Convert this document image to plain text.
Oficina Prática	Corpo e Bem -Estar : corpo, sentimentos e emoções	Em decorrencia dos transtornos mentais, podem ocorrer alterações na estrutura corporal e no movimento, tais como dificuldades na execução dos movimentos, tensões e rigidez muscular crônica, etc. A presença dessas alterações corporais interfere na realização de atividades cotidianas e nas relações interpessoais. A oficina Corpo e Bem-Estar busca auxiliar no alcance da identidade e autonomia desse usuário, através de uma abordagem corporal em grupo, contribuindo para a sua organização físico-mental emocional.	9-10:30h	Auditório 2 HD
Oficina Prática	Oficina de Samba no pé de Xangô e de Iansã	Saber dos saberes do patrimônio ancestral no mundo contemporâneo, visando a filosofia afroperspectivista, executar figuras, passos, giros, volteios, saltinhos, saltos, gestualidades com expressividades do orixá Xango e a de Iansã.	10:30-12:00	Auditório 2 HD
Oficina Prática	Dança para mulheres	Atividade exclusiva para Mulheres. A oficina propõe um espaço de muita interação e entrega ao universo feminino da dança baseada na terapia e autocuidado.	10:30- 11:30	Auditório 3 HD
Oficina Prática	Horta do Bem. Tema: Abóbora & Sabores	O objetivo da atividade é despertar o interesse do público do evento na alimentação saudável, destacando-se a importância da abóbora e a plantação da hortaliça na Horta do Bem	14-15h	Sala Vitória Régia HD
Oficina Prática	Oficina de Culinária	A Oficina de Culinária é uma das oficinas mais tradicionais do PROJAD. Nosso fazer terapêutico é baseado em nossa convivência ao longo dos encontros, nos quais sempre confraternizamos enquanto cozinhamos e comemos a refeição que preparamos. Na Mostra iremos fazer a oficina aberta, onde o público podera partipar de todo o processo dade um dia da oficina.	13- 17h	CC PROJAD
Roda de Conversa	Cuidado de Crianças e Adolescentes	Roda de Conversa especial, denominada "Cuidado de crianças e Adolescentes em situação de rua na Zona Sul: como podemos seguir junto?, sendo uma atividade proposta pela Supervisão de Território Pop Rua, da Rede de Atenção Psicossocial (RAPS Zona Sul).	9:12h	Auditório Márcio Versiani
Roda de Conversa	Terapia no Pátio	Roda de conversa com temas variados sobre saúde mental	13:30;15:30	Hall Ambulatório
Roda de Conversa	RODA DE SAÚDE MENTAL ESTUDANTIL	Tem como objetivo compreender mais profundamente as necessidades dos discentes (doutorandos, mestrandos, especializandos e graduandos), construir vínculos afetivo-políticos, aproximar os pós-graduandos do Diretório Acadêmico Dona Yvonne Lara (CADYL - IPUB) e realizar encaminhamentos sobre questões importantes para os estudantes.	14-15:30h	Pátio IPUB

Directions for this task: Gather all lines where the word "Pátio" appears.

Task answer:
Roda de Conversa	Terapia no Pátio	Roda de conversa com temas variados sobre saúde mental	13:30;15:30	Hall Ambulatório
Roda de Conversa	RODA DE SAÚDE MENTAL ESTUDANTIL	Tem como objetivo compreender mais profundamente as necessidades dos discentes (doutorandos, mestrandos, especializandos e graduandos), construir vínculos afetivo-políticos, aproximar os pós-graduandos do Diretório Acadêmico Dona Yvonne Lara (CADYL - IPUB) e realizar encaminhamentos sobre questões importantes para os estudantes.	14-15:30h	Pátio IPUB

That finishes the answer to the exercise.